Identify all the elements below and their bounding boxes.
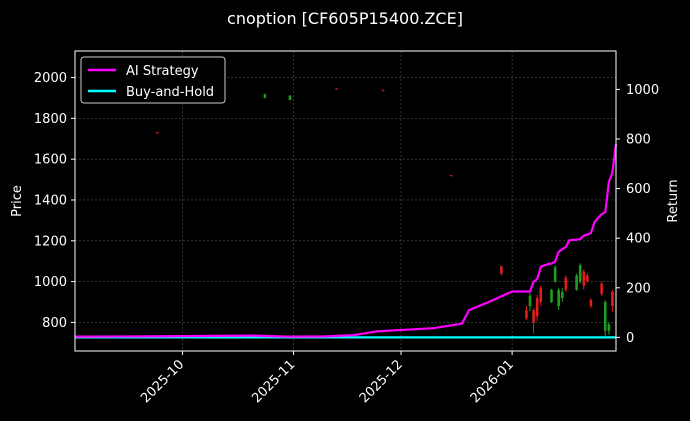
y-tick-label: 2000	[34, 71, 67, 86]
y-axis-right: 0 200 400 600 800 1000	[616, 83, 659, 346]
y2-tick-label: 1000	[626, 83, 659, 98]
legend-box	[80, 56, 226, 104]
candle-body	[263, 94, 267, 98]
candle-body	[381, 89, 385, 92]
candle-body	[578, 265, 582, 282]
candle-body	[532, 310, 535, 323]
y2-tick-label: 200	[626, 281, 651, 296]
candle-body	[535, 297, 539, 317]
y2-axis-title: Return	[666, 179, 681, 222]
candle-body	[449, 175, 453, 177]
candle-body	[611, 291, 614, 307]
candle-body	[553, 267, 557, 282]
y-tick-label: 1800	[34, 112, 67, 127]
candle-body	[156, 132, 159, 134]
candle-body	[335, 88, 338, 90]
candle-body	[528, 295, 532, 307]
candle-body	[575, 275, 578, 290]
y-tick-label: 1000	[34, 275, 67, 290]
y-tick-label: 800	[42, 316, 67, 331]
candle-body	[603, 302, 607, 331]
plot-frame	[74, 50, 617, 352]
chart-title: cnoption [CF605P15400.ZCE]	[227, 9, 463, 28]
candle-body	[582, 271, 586, 286]
candle-body	[600, 283, 603, 294]
candle-body	[607, 324, 611, 331]
y-tick-label: 1200	[34, 234, 67, 249]
candle-body	[564, 277, 568, 290]
y2-tick-label: 800	[626, 133, 651, 148]
y-tick-label: 1600	[34, 153, 67, 168]
candle-body	[288, 95, 292, 100]
legend-label-ai-strategy: AI Strategy	[126, 64, 199, 79]
legend: AI Strategy Buy-and-Hold	[80, 56, 226, 104]
candle-body	[550, 289, 553, 303]
candle-body	[586, 275, 589, 282]
candle-body	[525, 310, 528, 319]
candle-body	[500, 266, 503, 274]
candles	[156, 88, 614, 337]
y-tick-label: 1400	[34, 193, 67, 208]
y-axis-title: Price	[10, 185, 25, 217]
series-line-ai-strategy	[74, 143, 618, 338]
y2-tick-label: 400	[626, 232, 651, 247]
candle-body	[539, 287, 543, 303]
candle-body	[560, 291, 564, 298]
legend-label-buy-and-hold: Buy-and-Hold	[126, 85, 214, 100]
candle-body	[557, 289, 560, 307]
series-lines	[74, 143, 618, 339]
y2-tick-label: 0	[626, 331, 634, 346]
y-axis-left: 800 1000 1200 1400 1600 1800 2000	[34, 71, 75, 331]
candle-body	[589, 299, 593, 307]
y2-tick-label: 600	[626, 182, 651, 197]
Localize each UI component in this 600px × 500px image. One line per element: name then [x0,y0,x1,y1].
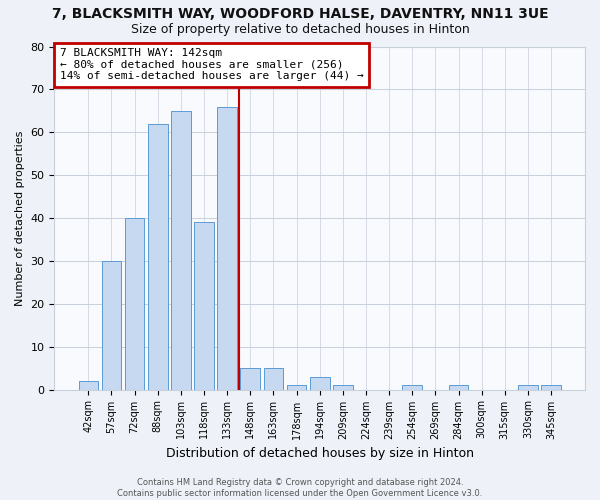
Text: Size of property relative to detached houses in Hinton: Size of property relative to detached ho… [131,22,469,36]
Bar [241,368,260,390]
Bar [449,386,469,390]
Bar [79,381,98,390]
Bar [125,218,145,390]
Bar [333,386,353,390]
X-axis label: Distribution of detached houses by size in Hinton: Distribution of detached houses by size … [166,447,474,460]
Bar [310,376,329,390]
Bar [518,386,538,390]
Bar [171,111,191,390]
Bar [194,222,214,390]
Bar [101,261,121,390]
Text: 7, BLACKSMITH WAY, WOODFORD HALSE, DAVENTRY, NN11 3UE: 7, BLACKSMITH WAY, WOODFORD HALSE, DAVEN… [52,8,548,22]
Bar [263,368,283,390]
Bar [217,106,237,390]
Bar [148,124,167,390]
Y-axis label: Number of detached properties: Number of detached properties [15,130,25,306]
Text: 7 BLACKSMITH WAY: 142sqm
← 80% of detached houses are smaller (256)
14% of semi-: 7 BLACKSMITH WAY: 142sqm ← 80% of detach… [60,48,364,82]
Text: Contains HM Land Registry data © Crown copyright and database right 2024.
Contai: Contains HM Land Registry data © Crown c… [118,478,482,498]
Bar [403,386,422,390]
Bar [541,386,561,390]
Bar [287,386,307,390]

- **The exercise**
Turn every line of both entries into one numbered list, skipping blank lines and leaving out the pictures.

- **Exercise answer**
1. Identify all the elements below and their bounding boxes.
2. y-tick-label: 2000	[34, 71, 67, 86]
3. y-axis-right: 0 200 400 600 800 1000	[616, 83, 659, 346]
4. y2-tick-label: 1000	[626, 83, 659, 98]
5. legend-box	[80, 56, 226, 104]
6. candle-body	[263, 94, 267, 98]
7. candle-body	[381, 89, 385, 92]
8. candle-body	[578, 265, 582, 282]
9. candle-body	[532, 310, 535, 323]
10. y2-tick-label: 200	[626, 281, 651, 296]
11. candle-body	[535, 297, 539, 317]
12. y2-axis-title: Return	[666, 179, 681, 222]
13. candle-body	[449, 175, 453, 177]
14. candle-body	[611, 291, 614, 307]
15. candle-body	[553, 267, 557, 282]
16. y-tick-label: 1800	[34, 112, 67, 127]
17. candle-body	[156, 132, 159, 134]
18. candle-body	[335, 88, 338, 90]
19. candle-body	[528, 295, 532, 307]
20. candle-body	[575, 275, 578, 290]
21. y-tick-label: 1000	[34, 275, 67, 290]
22. y-tick-label: 800	[42, 316, 67, 331]
23. candle-body	[603, 302, 607, 331]
24. plot-frame	[74, 50, 617, 352]
25. chart-title: cnoption [CF605P15400.ZCE]	[227, 9, 463, 28]
26. candle-body	[582, 271, 586, 286]
27. candle-body	[600, 283, 603, 294]
28. candle-body	[607, 324, 611, 331]
29. y-tick-label: 1200	[34, 234, 67, 249]
30. candle-body	[564, 277, 568, 290]
31. y2-tick-label: 800	[626, 133, 651, 148]
32. y-tick-label: 1600	[34, 153, 67, 168]
33. candle-body	[288, 95, 292, 100]
34. legend-label-ai-strategy: AI Strategy	[126, 64, 199, 79]
35. legend: AI Strategy Buy-and-Hold	[80, 56, 226, 104]
36. candle-body	[550, 289, 553, 303]
37. candle-body	[586, 275, 589, 282]
38. candle-body	[525, 310, 528, 319]
39. candle-body	[500, 266, 503, 274]
40. candles	[156, 88, 614, 337]
41. y-tick-label: 1400	[34, 193, 67, 208]
42. y-axis-title: Price	[10, 185, 25, 217]
43. series-line-ai-strategy	[74, 143, 618, 338]
44. y2-tick-label: 400	[626, 232, 651, 247]
45. candle-body	[539, 287, 543, 303]
46. candle-body	[560, 291, 564, 298]
47. legend-label-buy-and-hold: Buy-and-Hold	[126, 85, 214, 100]
48. candle-body	[557, 289, 560, 307]
49. series-lines	[74, 143, 618, 339]
50. y2-tick-label: 0	[626, 331, 634, 346]
51. y-axis-left: 800 1000 1200 1400 1600 1800 2000	[34, 71, 75, 331]
52. candle-body	[589, 299, 593, 307]
53. y2-tick-label: 600	[626, 182, 651, 197]
54. Localize each UI component in this 600px × 500px image. One line per element: name then [x0,y0,x1,y1].
55. Text: Size of property relative to detached houses in Hinton: Size of property relative to detached ho… [131,22,469,36]
56. Bar [241,368,260,390]
57. Bar [449,386,469,390]
58. Bar [79,381,98,390]
59. Bar [125,218,145,390]
60. Bar [333,386,353,390]
61. X-axis label: Distribution of detached houses by size in Hinton: Distribution of detached houses by size … [166,447,474,460]
62. Bar [310,376,329,390]
63. Bar [518,386,538,390]
64. Bar [171,111,191,390]
65. Bar [194,222,214,390]
66. Bar [101,261,121,390]
67. Text: 7, BLACKSMITH WAY, WOODFORD HALSE, DAVENTRY, NN11 3UE: 7, BLACKSMITH WAY, WOODFORD HALSE, DAVEN… [52,8,548,22]
68. Bar [263,368,283,390]
69. Bar [217,106,237,390]
70. Bar [148,124,167,390]
71. Y-axis label: Number of detached properties: Number of detached properties [15,130,25,306]
72. Text: 7 BLACKSMITH WAY: 142sqm
73. ← 80% of detached houses are smaller (256)
74. 14% of semi-: 7 BLACKSMITH WAY: 142sqm ← 80% of detach… [60,48,364,82]
75. Text: Contains HM Land Registry data © Crown copyright and database right 2024.
76. Contai: Contains HM Land Registry data © Crown c… [118,478,482,498]
77. Bar [403,386,422,390]
78. Bar [541,386,561,390]
79. Bar [287,386,307,390]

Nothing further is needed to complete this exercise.